__AIM__
Search the entries for the word "CONTEXTO" and pull out each line that has it.

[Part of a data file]
:::

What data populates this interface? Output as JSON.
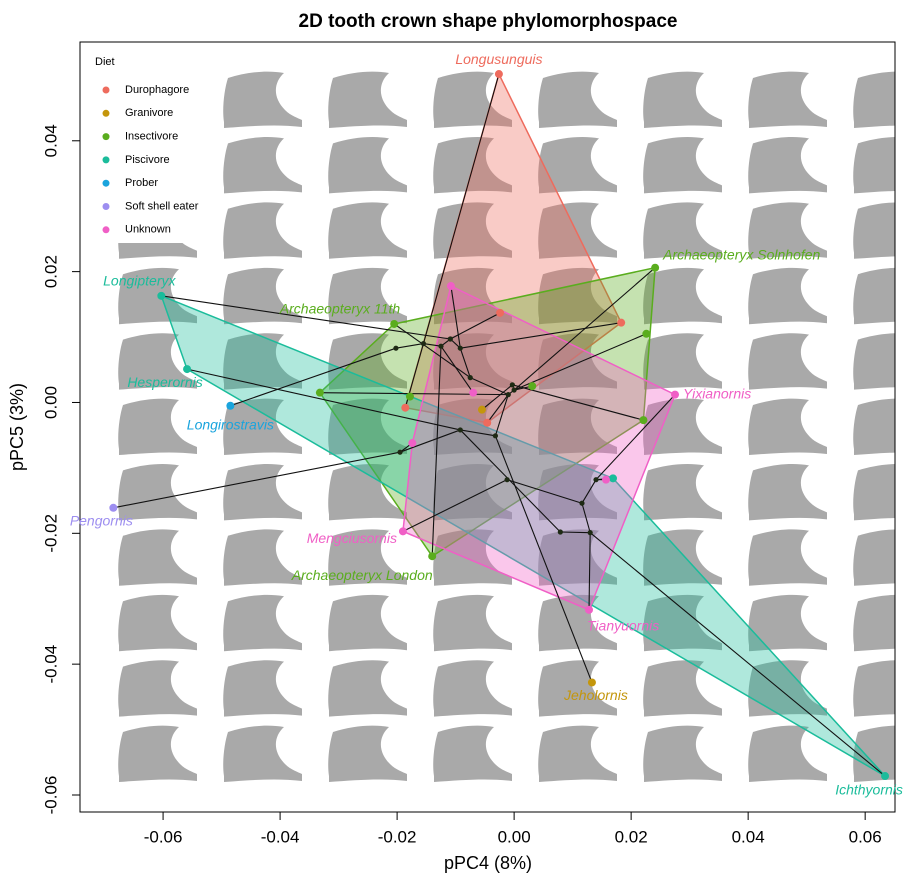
{
  "chart_data": {
    "type": "scatter",
    "title": "2D tooth crown shape phylomorphospace",
    "x_label": "pPC4 (8%)",
    "y_label": "pPC5 (3%)",
    "xlim": [
      -0.0742,
      0.0651
    ],
    "ylim": [
      -0.0626,
      0.0551
    ],
    "xticks": [
      {
        "value": -0.06,
        "label": "-0.06"
      },
      {
        "value": -0.04,
        "label": "-0.04"
      },
      {
        "value": -0.02,
        "label": "-0.02"
      },
      {
        "value": 0,
        "label": "0.00"
      },
      {
        "value": 0.02,
        "label": "0.02"
      },
      {
        "value": 0.04,
        "label": "0.04"
      },
      {
        "value": 0.06,
        "label": "0.06"
      }
    ],
    "yticks": [
      {
        "value": -0.06,
        "label": "-0.06"
      },
      {
        "value": -0.04,
        "label": "-0.04"
      },
      {
        "value": -0.02,
        "label": "-0.02"
      },
      {
        "value": 0,
        "label": "0.00"
      },
      {
        "value": 0.02,
        "label": "0.02"
      },
      {
        "value": 0.04,
        "label": "0.04"
      }
    ],
    "legend_title": "Diet",
    "legend_position": "top-left",
    "convex_hulls": true,
    "series": [
      {
        "name": "Durophagore",
        "color": "#ee6b5d",
        "x": [
          -0.0026,
          0.0183,
          -0.0024,
          -0.0186,
          -0.0046
        ],
        "y": [
          0.0502,
          0.0122,
          0.0137,
          -0.0008,
          -0.0031
        ],
        "labels": [
          "Longusunguis",
          null,
          null,
          null,
          null
        ]
      },
      {
        "name": "Granivore",
        "color": "#c4960c",
        "x": [
          -0.0055,
          0.0133
        ],
        "y": [
          -0.0011,
          -0.0428
        ],
        "labels": [
          null,
          "Jeholornis"
        ]
      },
      {
        "name": "Insectivore",
        "color": "#5aad1e",
        "x": [
          0.0241,
          0.0226,
          0.0221,
          0.0031,
          -0.0205,
          -0.0332,
          -0.0178,
          -0.014
        ],
        "y": [
          0.0206,
          0.0105,
          -0.0027,
          0.0025,
          0.012,
          0.0015,
          0.0009,
          -0.0235
        ],
        "labels": [
          "Archaeopteryx Solnhofen",
          null,
          null,
          null,
          "Archaeopteryx 11th",
          null,
          null,
          "Archaeopteryx London"
        ]
      },
      {
        "name": "Piscivore",
        "color": "#1bbc9b",
        "x": [
          -0.0603,
          -0.0559,
          0.0169,
          0.0634
        ],
        "y": [
          0.0163,
          0.0051,
          -0.0116,
          -0.0571
        ],
        "labels": [
          "Longipteryx",
          "Hesperornis",
          null,
          "Ichthyornis"
        ]
      },
      {
        "name": "Prober",
        "color": "#1aa4dd",
        "x": [
          -0.0485
        ],
        "y": [
          -0.0005
        ],
        "labels": [
          "Longirostravis"
        ]
      },
      {
        "name": "Soft shell eater",
        "color": "#9d8ef0",
        "x": [
          -0.0685
        ],
        "y": [
          -0.0161
        ],
        "labels": [
          "Pengornis"
        ]
      },
      {
        "name": "Unknown",
        "color": "#f05fc6",
        "x": [
          -0.0108,
          -0.007,
          0.0275,
          -0.0174,
          0.0157,
          -0.019,
          0.0128
        ],
        "y": [
          0.0178,
          0.0015,
          0.0012,
          -0.0062,
          -0.0118,
          -0.0197,
          -0.0317
        ],
        "labels": [
          null,
          null,
          "Yixianornis",
          null,
          null,
          "Mengciusornis",
          "Tianyuornis"
        ]
      }
    ],
    "tree_nodes": {
      "x": [
        -0.0202,
        -0.0155,
        -0.0125,
        -0.0109,
        -0.0092,
        -0.0075,
        -0.0003,
        -0.001,
        0.0,
        -0.0092,
        -0.0032,
        -0.0195,
        -0.0012,
        0.0116,
        0.014,
        0.013,
        0.0079
      ],
      "y": [
        0.0083,
        0.009,
        0.0086,
        0.0097,
        0.0083,
        0.0038,
        0.0027,
        0.0012,
        0.0019,
        -0.0042,
        -0.0051,
        -0.0076,
        -0.0118,
        -0.0154,
        -0.0118,
        -0.0199,
        -0.0198
      ]
    },
    "tree_edges": {
      "x1": [
        -0.0603,
        -0.0026,
        0.0241,
        0.0183,
        0.0226,
        -0.0205,
        -0.0559,
        -0.0485,
        -0.0332,
        -0.0685,
        -0.0174,
        -0.0195,
        -0.019,
        -0.014,
        -0.0092,
        -0.0032,
        0.0133,
        -0.0046,
        -0.0055,
        -0.007,
        -0.0186,
        -0.0108,
        0.0031,
        0.0221,
        -0.0012,
        0.0116,
        0.014,
        0.014,
        0.014,
        0.0116,
        0.013,
        0.013,
        0.0079,
        0.0079,
        -0.0024,
        -0.0155,
        -0.0155,
        -0.0125,
        -0.0109,
        -0.0092,
        -0.0075,
        -0.0003,
        0.0
      ],
      "y1": [
        0.0163,
        0.0502,
        0.0206,
        0.0122,
        0.0105,
        0.012,
        0.0051,
        -0.0005,
        0.0015,
        -0.0161,
        -0.0062,
        -0.0076,
        -0.0197,
        -0.0235,
        -0.0042,
        -0.0051,
        -0.0428,
        -0.0031,
        -0.0011,
        0.0015,
        -0.0008,
        0.0178,
        0.0025,
        -0.0027,
        -0.0118,
        -0.0154,
        -0.0118,
        -0.0118,
        -0.0118,
        -0.0154,
        -0.0199,
        -0.0199,
        -0.0198,
        -0.0198,
        0.0137,
        0.009,
        0.009,
        0.0086,
        0.0097,
        0.0083,
        0.0038,
        0.0027,
        0.0019
      ],
      "x2": [
        -0.0109,
        -0.0155,
        0.0,
        -0.0092,
        0.0,
        -0.0075,
        -0.0092,
        -0.0202,
        -0.001,
        -0.0195,
        -0.0195,
        -0.0092,
        -0.0012,
        -0.0125,
        -0.0032,
        -0.001,
        -0.0032,
        -0.001,
        -0.0003,
        -0.0125,
        -0.0155,
        -0.0092,
        0.0,
        -0.0003,
        0.0116,
        0.014,
        0.0275,
        0.0169,
        0.0157,
        0.013,
        0.0634,
        0.0128,
        0.013,
        -0.0092,
        -0.0109,
        -0.0202,
        -0.0125,
        -0.0109,
        -0.0092,
        -0.0075,
        -0.001,
        0.0,
        -0.001
      ],
      "y2": [
        0.0097,
        0.009,
        0.0019,
        0.0083,
        0.0019,
        0.0038,
        -0.0042,
        0.0083,
        0.0012,
        -0.0076,
        -0.0076,
        -0.0042,
        -0.0118,
        0.0086,
        -0.0051,
        0.0012,
        -0.0051,
        0.0012,
        0.0027,
        0.0086,
        0.009,
        0.0083,
        0.0019,
        0.0027,
        -0.0154,
        -0.0118,
        0.0012,
        -0.0116,
        -0.0118,
        -0.0199,
        -0.0571,
        -0.0317,
        -0.0199,
        -0.0042,
        0.0097,
        0.0083,
        0.0086,
        0.0097,
        0.0083,
        0.0038,
        0.0012,
        0.0019,
        0.0012
      ]
    }
  }
}
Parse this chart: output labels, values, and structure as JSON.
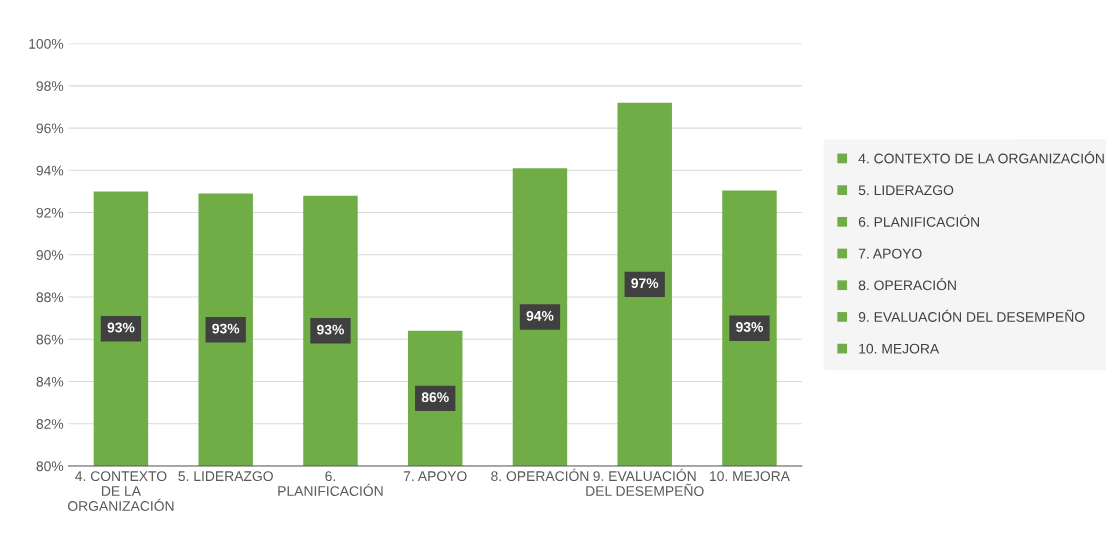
{
  "chart_data": {
    "type": "bar",
    "categories": [
      "4. CONTEXTO DE LA ORGANIZACIÓN",
      "5. LIDERAZGO",
      "6. PLANIFICACIÓN",
      "7. APOYO",
      "8. OPERACIÓN",
      "9. EVALUACIÓN DEL DESEMPEÑO",
      "10. MEJORA"
    ],
    "series": [
      {
        "name": "4. CONTEXTO DE LA ORGANIZACIÓN",
        "color": "#70ad47",
        "values": [
          93.0,
          null,
          null,
          null,
          null,
          null,
          null
        ],
        "value_labels": [
          "93%",
          null,
          null,
          null,
          null,
          null,
          null
        ]
      },
      {
        "name": "5. LIDERAZGO",
        "color": "#70ad47",
        "values": [
          null,
          92.9,
          null,
          null,
          null,
          null,
          null
        ],
        "value_labels": [
          null,
          "93%",
          null,
          null,
          null,
          null,
          null
        ]
      },
      {
        "name": "6. PLANIFICACIÓN",
        "color": "#70ad47",
        "values": [
          null,
          null,
          92.8,
          null,
          null,
          null,
          null
        ],
        "value_labels": [
          null,
          null,
          "93%",
          null,
          null,
          null,
          null
        ]
      },
      {
        "name": "7. APOYO",
        "color": "#70ad47",
        "values": [
          null,
          null,
          null,
          86.4,
          null,
          null,
          null
        ],
        "value_labels": [
          null,
          null,
          null,
          "86%",
          null,
          null,
          null
        ]
      },
      {
        "name": "8. OPERACIÓN",
        "color": "#70ad47",
        "values": [
          null,
          null,
          null,
          null,
          94.1,
          null,
          null
        ],
        "value_labels": [
          null,
          null,
          null,
          null,
          "94%",
          null,
          null
        ]
      },
      {
        "name": "9. EVALUACIÓN DEL DESEMPEÑO",
        "color": "#70ad47",
        "values": [
          null,
          null,
          null,
          null,
          null,
          97.2,
          null
        ],
        "value_labels": [
          null,
          null,
          null,
          null,
          null,
          "97%",
          null
        ]
      },
      {
        "name": "10. MEJORA",
        "color": "#70ad47",
        "values": [
          null,
          null,
          null,
          null,
          null,
          null,
          93.05
        ],
        "value_labels": [
          null,
          null,
          null,
          null,
          null,
          null,
          "93%"
        ]
      }
    ],
    "ylim": [
      80,
      100
    ],
    "yticks": [
      {
        "value": 80,
        "label": "80%"
      },
      {
        "value": 82,
        "label": "82%"
      },
      {
        "value": 84,
        "label": "84%"
      },
      {
        "value": 86,
        "label": "86%"
      },
      {
        "value": 88,
        "label": "88%"
      },
      {
        "value": 90,
        "label": "90%"
      },
      {
        "value": 92,
        "label": "92%"
      },
      {
        "value": 94,
        "label": "94%"
      },
      {
        "value": 96,
        "label": "96%"
      },
      {
        "value": 98,
        "label": "98%"
      },
      {
        "value": 100,
        "label": "100%"
      }
    ],
    "grid": "y",
    "legend": "right"
  }
}
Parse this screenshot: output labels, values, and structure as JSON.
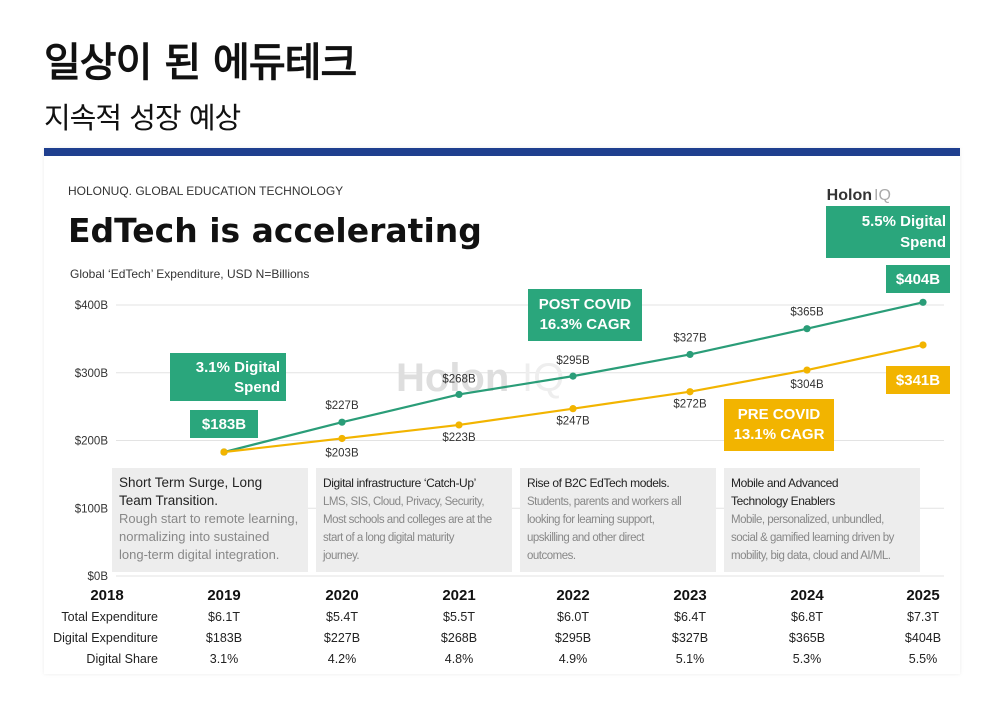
{
  "slide": {
    "title": "일상이 된 에듀테크",
    "subtitle": "지속적 성장 예상"
  },
  "colors": {
    "navy": "#1f3f8f",
    "green": "#2a9d78",
    "green_box": "#2aa67c",
    "yellow": "#f2b400",
    "grid": "#e3e3e3",
    "panel": "#ededed"
  },
  "chart_data": {
    "type": "line",
    "source": "HOLONUQ. GLOBAL EDUCATION TECHNOLOGY",
    "brand": "Holon",
    "brand_suffix": "IQ",
    "watermark": "Holon",
    "watermark_suffix": "IQ",
    "title": "EdTech is accelerating",
    "subtitle": "Global ‘EdTech’ Expenditure, USD N=Billions",
    "ylim": [
      0,
      400
    ],
    "y_ticks": [
      {
        "value": 0,
        "label": "$0B"
      },
      {
        "value": 100,
        "label": "$100B"
      },
      {
        "value": 200,
        "label": "$200B"
      },
      {
        "value": 300,
        "label": "$300B"
      },
      {
        "value": 400,
        "label": "$400B"
      }
    ],
    "categories": [
      "2018",
      "2019",
      "2020",
      "2021",
      "2022",
      "2023",
      "2024",
      "2025"
    ],
    "series": [
      {
        "name": "Post COVID",
        "color": "#2a9d78",
        "x": [
          "2019",
          "2020",
          "2021",
          "2022",
          "2023",
          "2024",
          "2025"
        ],
        "values": [
          183,
          227,
          268,
          295,
          327,
          365,
          404
        ],
        "labels": [
          "",
          "$227B",
          "$268B",
          "$295B",
          "$327B",
          "$365B",
          ""
        ]
      },
      {
        "name": "Pre COVID",
        "color": "#f2b400",
        "x": [
          "2019",
          "2020",
          "2021",
          "2022",
          "2023",
          "2024",
          "2025"
        ],
        "values": [
          183,
          203,
          223,
          247,
          272,
          304,
          341
        ],
        "labels": [
          "",
          "$203B",
          "$223B",
          "$247B",
          "$272B",
          "$304B",
          ""
        ]
      }
    ],
    "callouts": {
      "digital_2019_line1": "3.1%  Digital",
      "digital_2019_line2": "Spend",
      "value_2019": "$183B",
      "post_covid_line1": "POST COVID",
      "post_covid_line2": "16.3% CAGR",
      "digital_2025_line1": "5.5% Digital",
      "digital_2025_line2": "Spend",
      "value_2025_green": "$404B",
      "value_2025_yellow": "$341B",
      "pre_covid_line1": "PRE COVID",
      "pre_covid_line2": "13.1% CAGR"
    },
    "panels": [
      {
        "heading": [
          "Short Term Surge, Long",
          "Team Transition."
        ],
        "body": [
          "Rough start to remote learning,",
          "normalizing into sustained",
          "long-term digital integration."
        ]
      },
      {
        "heading": [
          "Digital infrastructure ‘Catch-Up’"
        ],
        "body": [
          "LMS, SIS, Cloud, Privacy, Security,",
          "Most schools and colleges are at the",
          "start of a long digital maturity",
          "journey."
        ]
      },
      {
        "heading": [
          "Rise of B2C EdTech models."
        ],
        "body": [
          "Students, parents and workers all",
          "looking for learning support,",
          "upskilling and other direct",
          "outcomes."
        ]
      },
      {
        "heading": [
          "Mobile and Advanced",
          "Technology Enablers"
        ],
        "body": [
          "Mobile, personalized, unbundled,",
          "social & gamified learning driven by",
          "mobility, big data, cloud and AI/ML."
        ]
      }
    ],
    "table": {
      "rows": [
        {
          "label": "Total Expenditure",
          "values": [
            "$6.1T",
            "$5.4T",
            "$5.5T",
            "$6.0T",
            "$6.4T",
            "$6.8T",
            "$7.3T"
          ]
        },
        {
          "label": "Digital Expenditure",
          "values": [
            "$183B",
            "$227B",
            "$268B",
            "$295B",
            "$327B",
            "$365B",
            "$404B"
          ]
        },
        {
          "label": "Digital Share",
          "values": [
            "3.1%",
            "4.2%",
            "4.8%",
            "4.9%",
            "5.1%",
            "5.3%",
            "5.5%"
          ]
        }
      ]
    }
  }
}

:::

__THE REPLY__
      "4. CONTEXTO DE LA ORGANIZACIÓN",
        "name": "4. CONTEXTO DE LA ORGANIZACIÓN",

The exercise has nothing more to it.